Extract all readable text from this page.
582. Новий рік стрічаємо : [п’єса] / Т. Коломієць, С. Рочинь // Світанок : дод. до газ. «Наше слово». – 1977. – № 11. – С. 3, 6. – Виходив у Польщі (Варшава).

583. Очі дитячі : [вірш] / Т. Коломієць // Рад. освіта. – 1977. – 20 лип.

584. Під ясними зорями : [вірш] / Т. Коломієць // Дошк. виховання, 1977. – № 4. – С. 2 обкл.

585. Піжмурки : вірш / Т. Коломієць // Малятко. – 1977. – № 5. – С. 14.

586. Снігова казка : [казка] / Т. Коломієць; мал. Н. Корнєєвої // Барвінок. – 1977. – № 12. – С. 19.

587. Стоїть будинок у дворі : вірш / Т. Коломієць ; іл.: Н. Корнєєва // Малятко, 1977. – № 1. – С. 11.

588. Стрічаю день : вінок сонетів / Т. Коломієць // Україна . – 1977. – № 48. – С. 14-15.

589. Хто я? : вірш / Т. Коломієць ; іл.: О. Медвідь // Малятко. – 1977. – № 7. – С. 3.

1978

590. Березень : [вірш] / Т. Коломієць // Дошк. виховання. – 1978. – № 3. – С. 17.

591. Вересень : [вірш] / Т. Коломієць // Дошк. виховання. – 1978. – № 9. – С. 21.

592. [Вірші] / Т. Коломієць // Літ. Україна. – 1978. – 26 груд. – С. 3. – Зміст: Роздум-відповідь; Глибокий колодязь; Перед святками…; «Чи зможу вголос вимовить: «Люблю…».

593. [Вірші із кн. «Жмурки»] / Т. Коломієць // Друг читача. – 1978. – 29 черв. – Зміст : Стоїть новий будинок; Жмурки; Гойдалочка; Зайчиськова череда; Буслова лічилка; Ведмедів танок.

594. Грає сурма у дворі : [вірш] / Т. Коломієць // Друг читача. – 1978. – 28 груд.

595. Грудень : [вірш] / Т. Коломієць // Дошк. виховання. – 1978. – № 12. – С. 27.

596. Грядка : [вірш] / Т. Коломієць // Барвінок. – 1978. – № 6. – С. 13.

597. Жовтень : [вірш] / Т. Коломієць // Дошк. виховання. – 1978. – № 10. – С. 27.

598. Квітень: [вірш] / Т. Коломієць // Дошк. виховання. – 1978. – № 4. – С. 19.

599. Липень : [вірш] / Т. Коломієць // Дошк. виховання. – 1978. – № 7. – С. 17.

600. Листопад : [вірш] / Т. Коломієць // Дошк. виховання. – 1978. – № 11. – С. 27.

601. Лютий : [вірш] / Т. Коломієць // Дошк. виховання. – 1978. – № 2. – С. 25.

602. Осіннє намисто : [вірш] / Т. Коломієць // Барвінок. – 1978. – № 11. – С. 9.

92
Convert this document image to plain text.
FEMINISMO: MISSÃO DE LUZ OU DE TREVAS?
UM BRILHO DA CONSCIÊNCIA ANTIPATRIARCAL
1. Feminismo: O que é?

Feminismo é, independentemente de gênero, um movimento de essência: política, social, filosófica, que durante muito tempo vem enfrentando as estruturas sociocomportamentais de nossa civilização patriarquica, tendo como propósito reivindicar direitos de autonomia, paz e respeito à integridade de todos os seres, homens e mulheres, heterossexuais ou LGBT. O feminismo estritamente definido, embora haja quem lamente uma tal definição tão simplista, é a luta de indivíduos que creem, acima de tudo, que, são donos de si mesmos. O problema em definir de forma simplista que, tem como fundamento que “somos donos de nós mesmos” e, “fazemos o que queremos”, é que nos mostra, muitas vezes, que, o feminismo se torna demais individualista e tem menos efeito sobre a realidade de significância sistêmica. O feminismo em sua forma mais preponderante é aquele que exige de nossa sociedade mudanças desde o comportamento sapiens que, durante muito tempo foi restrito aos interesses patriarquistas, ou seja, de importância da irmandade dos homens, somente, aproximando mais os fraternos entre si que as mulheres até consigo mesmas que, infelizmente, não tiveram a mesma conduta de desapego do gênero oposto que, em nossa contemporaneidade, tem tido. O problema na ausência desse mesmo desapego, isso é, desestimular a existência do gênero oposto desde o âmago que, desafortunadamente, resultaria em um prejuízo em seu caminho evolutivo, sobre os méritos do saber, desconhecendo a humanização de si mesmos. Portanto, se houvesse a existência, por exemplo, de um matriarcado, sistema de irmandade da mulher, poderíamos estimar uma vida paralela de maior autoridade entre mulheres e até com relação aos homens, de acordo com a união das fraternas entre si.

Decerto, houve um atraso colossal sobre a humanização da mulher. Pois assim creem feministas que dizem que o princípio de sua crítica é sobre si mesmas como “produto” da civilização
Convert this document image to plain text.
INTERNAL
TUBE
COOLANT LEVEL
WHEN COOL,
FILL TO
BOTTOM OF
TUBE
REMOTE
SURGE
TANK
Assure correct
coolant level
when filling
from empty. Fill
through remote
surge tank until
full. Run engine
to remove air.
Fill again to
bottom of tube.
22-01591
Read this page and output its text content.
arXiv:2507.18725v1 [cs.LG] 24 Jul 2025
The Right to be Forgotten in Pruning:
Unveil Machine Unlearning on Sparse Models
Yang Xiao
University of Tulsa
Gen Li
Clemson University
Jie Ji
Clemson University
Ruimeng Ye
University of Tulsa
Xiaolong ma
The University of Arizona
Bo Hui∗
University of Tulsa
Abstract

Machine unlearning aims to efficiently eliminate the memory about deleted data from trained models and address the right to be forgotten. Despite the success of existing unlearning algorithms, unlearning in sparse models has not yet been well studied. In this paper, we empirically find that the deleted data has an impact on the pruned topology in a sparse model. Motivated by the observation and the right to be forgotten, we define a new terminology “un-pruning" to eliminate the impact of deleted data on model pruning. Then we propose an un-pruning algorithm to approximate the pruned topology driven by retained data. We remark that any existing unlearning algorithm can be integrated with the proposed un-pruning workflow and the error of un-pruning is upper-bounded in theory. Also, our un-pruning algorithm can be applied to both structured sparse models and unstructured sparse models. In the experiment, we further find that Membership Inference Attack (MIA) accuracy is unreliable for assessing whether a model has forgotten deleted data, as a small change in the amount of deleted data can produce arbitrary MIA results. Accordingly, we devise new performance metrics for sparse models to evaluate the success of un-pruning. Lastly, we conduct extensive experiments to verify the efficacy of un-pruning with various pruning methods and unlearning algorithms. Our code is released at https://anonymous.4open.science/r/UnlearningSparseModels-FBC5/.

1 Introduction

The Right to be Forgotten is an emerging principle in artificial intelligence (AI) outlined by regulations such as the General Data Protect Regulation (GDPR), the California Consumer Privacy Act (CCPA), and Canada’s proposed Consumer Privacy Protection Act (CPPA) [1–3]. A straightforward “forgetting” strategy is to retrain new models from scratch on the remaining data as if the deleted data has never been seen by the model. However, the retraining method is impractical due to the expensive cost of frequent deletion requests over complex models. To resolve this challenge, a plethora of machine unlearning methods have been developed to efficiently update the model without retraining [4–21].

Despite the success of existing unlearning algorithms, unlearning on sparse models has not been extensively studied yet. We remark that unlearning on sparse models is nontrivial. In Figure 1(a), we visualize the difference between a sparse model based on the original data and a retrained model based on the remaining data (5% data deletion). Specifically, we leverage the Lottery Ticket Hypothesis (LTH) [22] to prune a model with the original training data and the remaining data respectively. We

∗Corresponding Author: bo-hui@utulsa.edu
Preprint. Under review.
════════
→ **The exercise**
Give back all the data exactly as written.

→ **Problem solution**
Extract all readable text from this page.
582. Новий рік стрічаємо : [п’єса] / Т. Коломієць, С. Рочинь // Світанок : дод. до газ. «Наше слово». – 1977. – № 11. – С. 3, 6. – Виходив у Польщі (Варшава).

583. Очі дитячі : [вірш] / Т. Коломієць // Рад. освіта. – 1977. – 20 лип.

584. Під ясними зорями : [вірш] / Т. Коломієць // Дошк. виховання, 1977. – № 4. – С. 2 обкл.

585. Піжмурки : вірш / Т. Коломієць // Малятко. – 1977. – № 5. – С. 14.

586. Снігова казка : [казка] / Т. Коломієць; мал. Н. Корнєєвої // Барвінок. – 1977. – № 12. – С. 19.

587. Стоїть будинок у дворі : вірш / Т. Коломієць ; іл.: Н. Корнєєва // Малятко, 1977. – № 1. – С. 11.

588. Стрічаю день : вінок сонетів / Т. Коломієць // Україна . – 1977. – № 48. – С. 14-15.

589. Хто я? : вірш / Т. Коломієць ; іл.: О. Медвідь // Малятко. – 1977. – № 7. – С. 3.

1978

590. Березень : [вірш] / Т. Коломієць // Дошк. виховання. – 1978. – № 3. – С. 17.

591. Вересень : [вірш] / Т. Коломієць // Дошк. виховання. – 1978. – № 9. – С. 21.

592. [Вірші] / Т. Коломієць // Літ. Україна. – 1978. – 26 груд. – С. 3. – Зміст: Роздум-відповідь; Глибокий колодязь; Перед святками…; «Чи зможу вголос вимовить: «Люблю…».

593. [Вірші із кн. «Жмурки»] / Т. Коломієць // Друг читача. – 1978. – 29 черв. – Зміст : Стоїть новий будинок; Жмурки; Гойдалочка; Зайчиськова череда; Буслова лічилка; Ведмедів танок.

594. Грає сурма у дворі : [вірш] / Т. Коломієць // Друг читача. – 1978. – 28 груд.

595. Грудень : [вірш] / Т. Коломієць // Дошк. виховання. – 1978. – № 12. – С. 27.

596. Грядка : [вірш] / Т. Коломієць // Барвінок. – 1978. – № 6. – С. 13.

597. Жовтень : [вірш] / Т. Коломієць // Дошк. виховання. – 1978. – № 10. – С. 27.

598. Квітень: [вірш] / Т. Коломієць // Дошк. виховання. – 1978. – № 4. – С. 19.

599. Липень : [вірш] / Т. Коломієць // Дошк. виховання. – 1978. – № 7. – С. 17.

600. Листопад : [вірш] / Т. Коломієць // Дошк. виховання. – 1978. – № 11. – С. 27.

601. Лютий : [вірш] / Т. Коломієць // Дошк. виховання. – 1978. – № 2. – С. 25.

602. Осіннє намисто : [вірш] / Т. Коломієць // Барвінок. – 1978. – № 11. – С. 9.

92
Convert this document image to plain text.
FEMINISMO: MISSÃO DE LUZ OU DE TREVAS?
UM BRILHO DA CONSCIÊNCIA ANTIPATRIARCAL
1. Feminismo: O que é?

Feminismo é, independentemente de gênero, um movimento de essência: política, social, filosófica, que durante muito tempo vem enfrentando as estruturas sociocomportamentais de nossa civilização patriarquica, tendo como propósito reivindicar direitos de autonomia, paz e respeito à integridade de todos os seres, homens e mulheres, heterossexuais ou LGBT. O feminismo estritamente definido, embora haja quem lamente uma tal definição tão simplista, é a luta de indivíduos que creem, acima de tudo, que, são donos de si mesmos. O problema em definir de forma simplista que, tem como fundamento que “somos donos de nós mesmos” e, “fazemos o que queremos”, é que nos mostra, muitas vezes, que, o feminismo se torna demais individualista e tem menos efeito sobre a realidade de significância sistêmica. O feminismo em sua forma mais preponderante é aquele que exige de nossa sociedade mudanças desde o comportamento sapiens que, durante muito tempo foi restrito aos interesses patriarquistas, ou seja, de importância da irmandade dos homens, somente, aproximando mais os fraternos entre si que as mulheres até consigo mesmas que, infelizmente, não tiveram a mesma conduta de desapego do gênero oposto que, em nossa contemporaneidade, tem tido. O problema na ausência desse mesmo desapego, isso é, desestimular a existência do gênero oposto desde o âmago que, desafortunadamente, resultaria em um prejuízo em seu caminho evolutivo, sobre os méritos do saber, desconhecendo a humanização de si mesmos. Portanto, se houvesse a existência, por exemplo, de um matriarcado, sistema de irmandade da mulher, poderíamos estimar uma vida paralela de maior autoridade entre mulheres e até com relação aos homens, de acordo com a união das fraternas entre si.

Decerto, houve um atraso colossal sobre a humanização da mulher. Pois assim creem feministas que dizem que o princípio de sua crítica é sobre si mesmas como “produto” da civilização
Convert this document image to plain text.
INTERNAL
TUBE
COOLANT LEVEL
WHEN COOL,
FILL TO
BOTTOM OF
TUBE
REMOTE
SURGE
TANK
Assure correct
coolant level
when filling
from empty. Fill
through remote
surge tank until
full. Run engine
to remove air.
Fill again to
bottom of tube.
22-01591
Read this page and output its text content.
arXiv:2507.18725v1 [cs.LG] 24 Jul 2025
The Right to be Forgotten in Pruning:
Unveil Machine Unlearning on Sparse Models
Yang Xiao
University of Tulsa
Gen Li
Clemson University
Jie Ji
Clemson University
Ruimeng Ye
University of Tulsa
Xiaolong ma
The University of Arizona
Bo Hui∗
University of Tulsa
Abstract

Machine unlearning aims to efficiently eliminate the memory about deleted data from trained models and address the right to be forgotten. Despite the success of existing unlearning algorithms, unlearning in sparse models has not yet been well studied. In this paper, we empirically find that the deleted data has an impact on the pruned topology in a sparse model. Motivated by the observation and the right to be forgotten, we define a new terminology “un-pruning" to eliminate the impact of deleted data on model pruning. Then we propose an un-pruning algorithm to approximate the pruned topology driven by retained data. We remark that any existing unlearning algorithm can be integrated with the proposed un-pruning workflow and the error of un-pruning is upper-bounded in theory. Also, our un-pruning algorithm can be applied to both structured sparse models and unstructured sparse models. In the experiment, we further find that Membership Inference Attack (MIA) accuracy is unreliable for assessing whether a model has forgotten deleted data, as a small change in the amount of deleted data can produce arbitrary MIA results. Accordingly, we devise new performance metrics for sparse models to evaluate the success of un-pruning. Lastly, we conduct extensive experiments to verify the efficacy of un-pruning with various pruning methods and unlearning algorithms. Our code is released at https://anonymous.4open.science/r/UnlearningSparseModels-FBC5/.

1 Introduction

The Right to be Forgotten is an emerging principle in artificial intelligence (AI) outlined by regulations such as the General Data Protect Regulation (GDPR), the California Consumer Privacy Act (CCPA), and Canada’s proposed Consumer Privacy Protection Act (CPPA) [1–3]. A straightforward “forgetting” strategy is to retrain new models from scratch on the remaining data as if the deleted data has never been seen by the model. However, the retraining method is impractical due to the expensive cost of frequent deletion requests over complex models. To resolve this challenge, a plethora of machine unlearning methods have been developed to efficiently update the model without retraining [4–21].

Despite the success of existing unlearning algorithms, unlearning on sparse models has not been extensively studied yet. We remark that unlearning on sparse models is nontrivial. In Figure 1(a), we visualize the difference between a sparse model based on the original data and a retrained model based on the remaining data (5% data deletion). Specifically, we leverage the Lottery Ticket Hypothesis (LTH) [22] to prune a model with the original training data and the remaining data respectively. We

∗Corresponding Author: bo-hui@utulsa.edu
Preprint. Under review.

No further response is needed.